» **Exercise material**:
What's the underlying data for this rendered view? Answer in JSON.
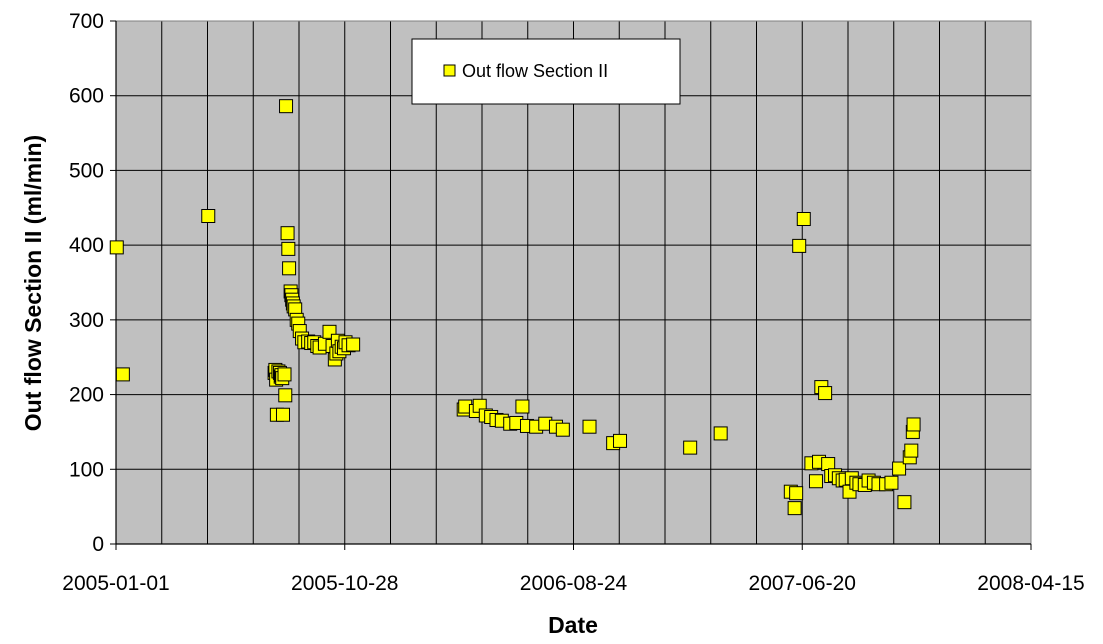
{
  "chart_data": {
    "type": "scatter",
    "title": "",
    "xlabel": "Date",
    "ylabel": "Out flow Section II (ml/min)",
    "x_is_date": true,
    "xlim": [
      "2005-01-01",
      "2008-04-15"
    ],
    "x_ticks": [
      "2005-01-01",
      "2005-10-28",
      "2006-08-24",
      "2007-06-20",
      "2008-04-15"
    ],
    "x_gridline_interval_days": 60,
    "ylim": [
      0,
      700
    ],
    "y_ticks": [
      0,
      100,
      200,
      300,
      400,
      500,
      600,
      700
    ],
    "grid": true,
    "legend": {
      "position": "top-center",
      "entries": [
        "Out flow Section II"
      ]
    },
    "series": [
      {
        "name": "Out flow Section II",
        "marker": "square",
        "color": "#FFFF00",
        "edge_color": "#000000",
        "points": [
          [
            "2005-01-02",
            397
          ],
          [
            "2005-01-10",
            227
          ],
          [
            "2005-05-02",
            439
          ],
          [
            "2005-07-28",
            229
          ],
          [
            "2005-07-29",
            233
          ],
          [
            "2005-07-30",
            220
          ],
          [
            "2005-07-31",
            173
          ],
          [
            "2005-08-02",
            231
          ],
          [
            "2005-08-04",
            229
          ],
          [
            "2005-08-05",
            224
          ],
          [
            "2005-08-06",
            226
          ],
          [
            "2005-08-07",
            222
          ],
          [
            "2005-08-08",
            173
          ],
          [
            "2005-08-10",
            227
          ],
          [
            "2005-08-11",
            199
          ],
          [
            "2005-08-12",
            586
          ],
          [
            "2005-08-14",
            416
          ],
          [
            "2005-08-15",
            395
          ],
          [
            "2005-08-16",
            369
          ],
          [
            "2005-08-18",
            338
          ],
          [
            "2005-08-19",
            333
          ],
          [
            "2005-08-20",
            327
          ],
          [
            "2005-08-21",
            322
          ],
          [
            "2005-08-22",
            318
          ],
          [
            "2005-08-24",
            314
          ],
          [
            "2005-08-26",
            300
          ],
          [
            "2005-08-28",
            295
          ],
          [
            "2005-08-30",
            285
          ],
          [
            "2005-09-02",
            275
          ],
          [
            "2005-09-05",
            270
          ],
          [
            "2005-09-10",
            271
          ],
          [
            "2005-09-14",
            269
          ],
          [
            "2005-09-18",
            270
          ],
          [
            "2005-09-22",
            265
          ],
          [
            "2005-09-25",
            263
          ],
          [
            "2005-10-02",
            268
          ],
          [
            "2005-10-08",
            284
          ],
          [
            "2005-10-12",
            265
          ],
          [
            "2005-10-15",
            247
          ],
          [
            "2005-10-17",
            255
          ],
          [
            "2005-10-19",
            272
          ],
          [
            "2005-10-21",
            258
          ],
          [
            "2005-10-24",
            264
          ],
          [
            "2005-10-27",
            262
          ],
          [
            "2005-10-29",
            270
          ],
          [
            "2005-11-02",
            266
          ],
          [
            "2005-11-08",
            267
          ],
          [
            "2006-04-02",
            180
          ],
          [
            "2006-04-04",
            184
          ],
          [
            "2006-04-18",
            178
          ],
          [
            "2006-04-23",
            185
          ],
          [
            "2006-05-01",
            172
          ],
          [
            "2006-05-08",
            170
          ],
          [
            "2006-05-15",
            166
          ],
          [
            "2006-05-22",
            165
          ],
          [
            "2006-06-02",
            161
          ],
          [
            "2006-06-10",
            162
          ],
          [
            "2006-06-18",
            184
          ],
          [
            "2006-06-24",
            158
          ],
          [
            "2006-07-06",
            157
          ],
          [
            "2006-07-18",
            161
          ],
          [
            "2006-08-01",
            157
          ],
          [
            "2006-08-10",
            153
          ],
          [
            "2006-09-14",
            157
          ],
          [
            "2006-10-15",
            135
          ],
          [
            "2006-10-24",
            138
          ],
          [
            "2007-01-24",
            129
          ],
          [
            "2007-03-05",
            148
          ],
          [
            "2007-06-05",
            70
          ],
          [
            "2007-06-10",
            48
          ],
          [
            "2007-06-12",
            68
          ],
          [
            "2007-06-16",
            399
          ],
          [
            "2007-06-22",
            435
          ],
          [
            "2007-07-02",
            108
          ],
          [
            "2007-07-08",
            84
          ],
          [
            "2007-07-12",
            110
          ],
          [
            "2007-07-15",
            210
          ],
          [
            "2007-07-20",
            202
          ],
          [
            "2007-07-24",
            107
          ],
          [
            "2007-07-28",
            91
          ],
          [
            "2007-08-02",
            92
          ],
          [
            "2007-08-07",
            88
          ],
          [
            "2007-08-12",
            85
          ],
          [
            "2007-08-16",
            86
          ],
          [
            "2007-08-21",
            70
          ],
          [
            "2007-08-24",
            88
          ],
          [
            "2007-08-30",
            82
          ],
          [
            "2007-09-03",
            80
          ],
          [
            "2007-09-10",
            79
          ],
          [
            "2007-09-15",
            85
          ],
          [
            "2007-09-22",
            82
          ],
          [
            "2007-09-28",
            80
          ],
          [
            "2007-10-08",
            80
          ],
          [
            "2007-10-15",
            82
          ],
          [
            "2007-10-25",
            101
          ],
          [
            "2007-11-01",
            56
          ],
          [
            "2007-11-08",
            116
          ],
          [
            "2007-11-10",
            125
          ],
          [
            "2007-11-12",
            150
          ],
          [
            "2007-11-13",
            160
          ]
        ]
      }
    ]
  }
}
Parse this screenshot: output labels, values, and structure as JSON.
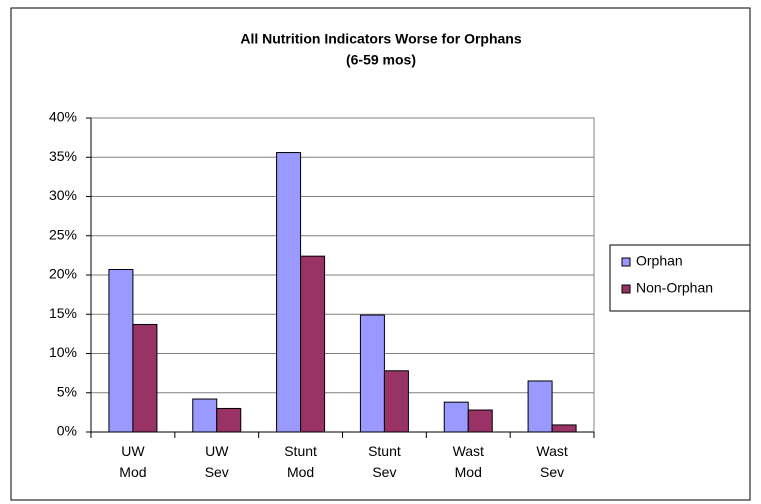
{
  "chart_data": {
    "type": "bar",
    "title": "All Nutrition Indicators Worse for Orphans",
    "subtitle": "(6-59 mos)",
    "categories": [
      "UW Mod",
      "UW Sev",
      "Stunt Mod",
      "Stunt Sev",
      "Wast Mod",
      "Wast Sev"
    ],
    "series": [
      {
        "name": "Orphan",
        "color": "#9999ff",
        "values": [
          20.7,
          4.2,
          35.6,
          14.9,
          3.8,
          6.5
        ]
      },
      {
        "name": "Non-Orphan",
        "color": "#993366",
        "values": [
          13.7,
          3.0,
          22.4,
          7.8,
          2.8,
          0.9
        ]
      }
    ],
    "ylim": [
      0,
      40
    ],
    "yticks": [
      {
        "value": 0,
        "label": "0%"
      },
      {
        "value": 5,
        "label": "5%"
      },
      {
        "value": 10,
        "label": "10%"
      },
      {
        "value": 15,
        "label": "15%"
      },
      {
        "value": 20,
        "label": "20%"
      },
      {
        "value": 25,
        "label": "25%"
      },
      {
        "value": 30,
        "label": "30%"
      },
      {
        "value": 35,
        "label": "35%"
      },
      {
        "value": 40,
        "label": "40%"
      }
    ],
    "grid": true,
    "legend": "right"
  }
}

» **The problem**: Can the entries above be repeated exactly, without their pictures?

» **Result of this task**:
What's the underlying data for this rendered view? Answer in JSON.
{
  "chart_data": {
    "type": "scatter",
    "title": "",
    "xlabel": "Date",
    "ylabel": "Out flow Section II (ml/min)",
    "x_is_date": true,
    "xlim": [
      "2005-01-01",
      "2008-04-15"
    ],
    "x_ticks": [
      "2005-01-01",
      "2005-10-28",
      "2006-08-24",
      "2007-06-20",
      "2008-04-15"
    ],
    "x_gridline_interval_days": 60,
    "ylim": [
      0,
      700
    ],
    "y_ticks": [
      0,
      100,
      200,
      300,
      400,
      500,
      600,
      700
    ],
    "grid": true,
    "legend": {
      "position": "top-center",
      "entries": [
        "Out flow Section II"
      ]
    },
    "series": [
      {
        "name": "Out flow Section II",
        "marker": "square",
        "color": "#FFFF00",
        "edge_color": "#000000",
        "points": [
          [
            "2005-01-02",
            397
          ],
          [
            "2005-01-10",
            227
          ],
          [
            "2005-05-02",
            439
          ],
          [
            "2005-07-28",
            229
          ],
          [
            "2005-07-29",
            233
          ],
          [
            "2005-07-30",
            220
          ],
          [
            "2005-07-31",
            173
          ],
          [
            "2005-08-02",
            231
          ],
          [
            "2005-08-04",
            229
          ],
          [
            "2005-08-05",
            224
          ],
          [
            "2005-08-06",
            226
          ],
          [
            "2005-08-07",
            222
          ],
          [
            "2005-08-08",
            173
          ],
          [
            "2005-08-10",
            227
          ],
          [
            "2005-08-11",
            199
          ],
          [
            "2005-08-12",
            586
          ],
          [
            "2005-08-14",
            416
          ],
          [
            "2005-08-15",
            395
          ],
          [
            "2005-08-16",
            369
          ],
          [
            "2005-08-18",
            338
          ],
          [
            "2005-08-19",
            333
          ],
          [
            "2005-08-20",
            327
          ],
          [
            "2005-08-21",
            322
          ],
          [
            "2005-08-22",
            318
          ],
          [
            "2005-08-24",
            314
          ],
          [
            "2005-08-26",
            300
          ],
          [
            "2005-08-28",
            295
          ],
          [
            "2005-08-30",
            285
          ],
          [
            "2005-09-02",
            275
          ],
          [
            "2005-09-05",
            270
          ],
          [
            "2005-09-10",
            271
          ],
          [
            "2005-09-14",
            269
          ],
          [
            "2005-09-18",
            270
          ],
          [
            "2005-09-22",
            265
          ],
          [
            "2005-09-25",
            263
          ],
          [
            "2005-10-02",
            268
          ],
          [
            "2005-10-08",
            284
          ],
          [
            "2005-10-12",
            265
          ],
          [
            "2005-10-15",
            247
          ],
          [
            "2005-10-17",
            255
          ],
          [
            "2005-10-19",
            272
          ],
          [
            "2005-10-21",
            258
          ],
          [
            "2005-10-24",
            264
          ],
          [
            "2005-10-27",
            262
          ],
          [
            "2005-10-29",
            270
          ],
          [
            "2005-11-02",
            266
          ],
          [
            "2005-11-08",
            267
          ],
          [
            "2006-04-02",
            180
          ],
          [
            "2006-04-04",
            184
          ],
          [
            "2006-04-18",
            178
          ],
          [
            "2006-04-23",
            185
          ],
          [
            "2006-05-01",
            172
          ],
          [
            "2006-05-08",
            170
          ],
          [
            "2006-05-15",
            166
          ],
          [
            "2006-05-22",
            165
          ],
          [
            "2006-06-02",
            161
          ],
          [
            "2006-06-10",
            162
          ],
          [
            "2006-06-18",
            184
          ],
          [
            "2006-06-24",
            158
          ],
          [
            "2006-07-06",
            157
          ],
          [
            "2006-07-18",
            161
          ],
          [
            "2006-08-01",
            157
          ],
          [
            "2006-08-10",
            153
          ],
          [
            "2006-09-14",
            157
          ],
          [
            "2006-10-15",
            135
          ],
          [
            "2006-10-24",
            138
          ],
          [
            "2007-01-24",
            129
          ],
          [
            "2007-03-05",
            148
          ],
          [
            "2007-06-05",
            70
          ],
          [
            "2007-06-10",
            48
          ],
          [
            "2007-06-12",
            68
          ],
          [
            "2007-06-16",
            399
          ],
          [
            "2007-06-22",
            435
          ],
          [
            "2007-07-02",
            108
          ],
          [
            "2007-07-08",
            84
          ],
          [
            "2007-07-12",
            110
          ],
          [
            "2007-07-15",
            210
          ],
          [
            "2007-07-20",
            202
          ],
          [
            "2007-07-24",
            107
          ],
          [
            "2007-07-28",
            91
          ],
          [
            "2007-08-02",
            92
          ],
          [
            "2007-08-07",
            88
          ],
          [
            "2007-08-12",
            85
          ],
          [
            "2007-08-16",
            86
          ],
          [
            "2007-08-21",
            70
          ],
          [
            "2007-08-24",
            88
          ],
          [
            "2007-08-30",
            82
          ],
          [
            "2007-09-03",
            80
          ],
          [
            "2007-09-10",
            79
          ],
          [
            "2007-09-15",
            85
          ],
          [
            "2007-09-22",
            82
          ],
          [
            "2007-09-28",
            80
          ],
          [
            "2007-10-08",
            80
          ],
          [
            "2007-10-15",
            82
          ],
          [
            "2007-10-25",
            101
          ],
          [
            "2007-11-01",
            56
          ],
          [
            "2007-11-08",
            116
          ],
          [
            "2007-11-10",
            125
          ],
          [
            "2007-11-12",
            150
          ],
          [
            "2007-11-13",
            160
          ]
        ]
      }
    ]
  }
}
Parse this screenshot: output labels, values, and structure as JSON.
{
  "chart_data": {
    "type": "bar",
    "title": "All Nutrition Indicators Worse for Orphans",
    "subtitle": "(6-59 mos)",
    "categories": [
      "UW Mod",
      "UW Sev",
      "Stunt Mod",
      "Stunt Sev",
      "Wast Mod",
      "Wast Sev"
    ],
    "series": [
      {
        "name": "Orphan",
        "color": "#9999ff",
        "values": [
          20.7,
          4.2,
          35.6,
          14.9,
          3.8,
          6.5
        ]
      },
      {
        "name": "Non-Orphan",
        "color": "#993366",
        "values": [
          13.7,
          3.0,
          22.4,
          7.8,
          2.8,
          0.9
        ]
      }
    ],
    "ylim": [
      0,
      40
    ],
    "yticks": [
      {
        "value": 0,
        "label": "0%"
      },
      {
        "value": 5,
        "label": "5%"
      },
      {
        "value": 10,
        "label": "10%"
      },
      {
        "value": 15,
        "label": "15%"
      },
      {
        "value": 20,
        "label": "20%"
      },
      {
        "value": 25,
        "label": "25%"
      },
      {
        "value": 30,
        "label": "30%"
      },
      {
        "value": 35,
        "label": "35%"
      },
      {
        "value": 40,
        "label": "40%"
      }
    ],
    "grid": true,
    "legend": "right"
  }
}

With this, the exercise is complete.